Aim of the task
Word for word, repeat the entries, minus the pictures.

Collected data
════
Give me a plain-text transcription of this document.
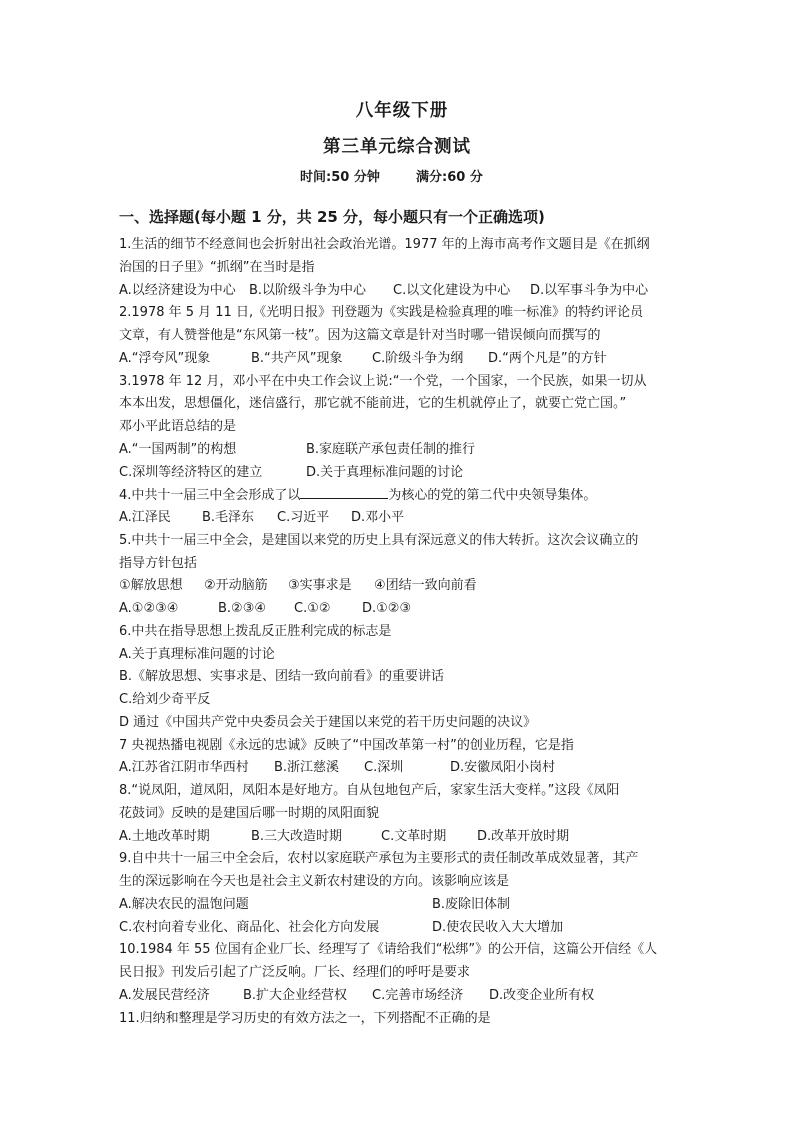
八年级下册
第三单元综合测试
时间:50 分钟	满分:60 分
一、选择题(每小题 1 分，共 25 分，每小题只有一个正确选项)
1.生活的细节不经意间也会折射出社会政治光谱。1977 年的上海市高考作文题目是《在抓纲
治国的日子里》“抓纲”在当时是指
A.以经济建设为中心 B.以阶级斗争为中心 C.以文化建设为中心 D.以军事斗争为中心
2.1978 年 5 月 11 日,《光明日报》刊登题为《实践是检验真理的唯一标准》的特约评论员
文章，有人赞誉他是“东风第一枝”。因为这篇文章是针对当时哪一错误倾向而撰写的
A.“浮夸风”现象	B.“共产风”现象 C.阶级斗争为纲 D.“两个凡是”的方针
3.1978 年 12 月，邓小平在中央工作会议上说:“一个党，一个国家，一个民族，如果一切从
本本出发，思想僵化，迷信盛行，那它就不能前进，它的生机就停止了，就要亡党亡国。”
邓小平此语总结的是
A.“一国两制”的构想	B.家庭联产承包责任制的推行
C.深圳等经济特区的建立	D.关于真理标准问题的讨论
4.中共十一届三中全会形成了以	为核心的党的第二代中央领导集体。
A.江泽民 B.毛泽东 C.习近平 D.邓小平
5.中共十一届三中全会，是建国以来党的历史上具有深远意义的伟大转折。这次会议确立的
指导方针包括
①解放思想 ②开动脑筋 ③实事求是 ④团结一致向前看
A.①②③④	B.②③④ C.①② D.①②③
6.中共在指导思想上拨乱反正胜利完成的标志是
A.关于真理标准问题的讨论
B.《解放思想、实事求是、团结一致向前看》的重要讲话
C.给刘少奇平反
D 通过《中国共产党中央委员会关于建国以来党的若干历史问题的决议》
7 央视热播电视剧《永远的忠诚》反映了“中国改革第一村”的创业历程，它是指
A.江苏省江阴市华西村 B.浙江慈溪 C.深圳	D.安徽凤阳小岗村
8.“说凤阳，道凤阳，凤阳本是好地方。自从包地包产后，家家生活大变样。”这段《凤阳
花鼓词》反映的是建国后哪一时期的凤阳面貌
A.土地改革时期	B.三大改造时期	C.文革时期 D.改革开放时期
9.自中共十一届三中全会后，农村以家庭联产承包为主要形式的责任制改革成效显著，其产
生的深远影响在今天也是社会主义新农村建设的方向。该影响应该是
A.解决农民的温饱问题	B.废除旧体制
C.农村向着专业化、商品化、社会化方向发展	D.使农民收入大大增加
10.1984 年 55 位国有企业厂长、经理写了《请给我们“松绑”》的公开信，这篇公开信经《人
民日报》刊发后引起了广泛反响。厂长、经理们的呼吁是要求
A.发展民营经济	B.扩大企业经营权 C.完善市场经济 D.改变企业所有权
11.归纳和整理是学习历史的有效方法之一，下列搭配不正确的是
════
Solution for this problem
Give me a plain-text transcription of this document.
八年级下册
第三单元综合测试
时间:50 分钟	满分:60 分
一、选择题(每小题 1 分，共 25 分，每小题只有一个正确选项)
1.生活的细节不经意间也会折射出社会政治光谱。1977 年的上海市高考作文题目是《在抓纲
治国的日子里》“抓纲”在当时是指
A.以经济建设为中心 B.以阶级斗争为中心 C.以文化建设为中心 D.以军事斗争为中心
2.1978 年 5 月 11 日,《光明日报》刊登题为《实践是检验真理的唯一标准》的特约评论员
文章，有人赞誉他是“东风第一枝”。因为这篇文章是针对当时哪一错误倾向而撰写的
A.“浮夸风”现象	B.“共产风”现象 C.阶级斗争为纲 D.“两个凡是”的方针
3.1978 年 12 月，邓小平在中央工作会议上说:“一个党，一个国家，一个民族，如果一切从
本本出发，思想僵化，迷信盛行，那它就不能前进，它的生机就停止了，就要亡党亡国。”
邓小平此语总结的是
A.“一国两制”的构想	B.家庭联产承包责任制的推行
C.深圳等经济特区的建立	D.关于真理标准问题的讨论
4.中共十一届三中全会形成了以	为核心的党的第二代中央领导集体。
A.江泽民 B.毛泽东 C.习近平 D.邓小平
5.中共十一届三中全会，是建国以来党的历史上具有深远意义的伟大转折。这次会议确立的
指导方针包括
①解放思想 ②开动脑筋 ③实事求是 ④团结一致向前看
A.①②③④	B.②③④ C.①② D.①②③
6.中共在指导思想上拨乱反正胜利完成的标志是
A.关于真理标准问题的讨论
B.《解放思想、实事求是、团结一致向前看》的重要讲话
C.给刘少奇平反
D 通过《中国共产党中央委员会关于建国以来党的若干历史问题的决议》
7 央视热播电视剧《永远的忠诚》反映了“中国改革第一村”的创业历程，它是指
A.江苏省江阴市华西村 B.浙江慈溪 C.深圳	D.安徽凤阳小岗村
8.“说凤阳，道凤阳，凤阳本是好地方。自从包地包产后，家家生活大变样。”这段《凤阳
花鼓词》反映的是建国后哪一时期的凤阳面貌
A.土地改革时期	B.三大改造时期	C.文革时期 D.改革开放时期
9.自中共十一届三中全会后，农村以家庭联产承包为主要形式的责任制改革成效显著，其产
生的深远影响在今天也是社会主义新农村建设的方向。该影响应该是
A.解决农民的温饱问题	B.废除旧体制
C.农村向着专业化、商品化、社会化方向发展	D.使农民收入大大增加
10.1984 年 55 位国有企业厂长、经理写了《请给我们“松绑”》的公开信，这篇公开信经《人
民日报》刊发后引起了广泛反响。厂长、经理们的呼吁是要求
A.发展民营经济	B.扩大企业经营权 C.完善市场经济 D.改变企业所有权
11.归纳和整理是学习历史的有效方法之一，下列搭配不正确的是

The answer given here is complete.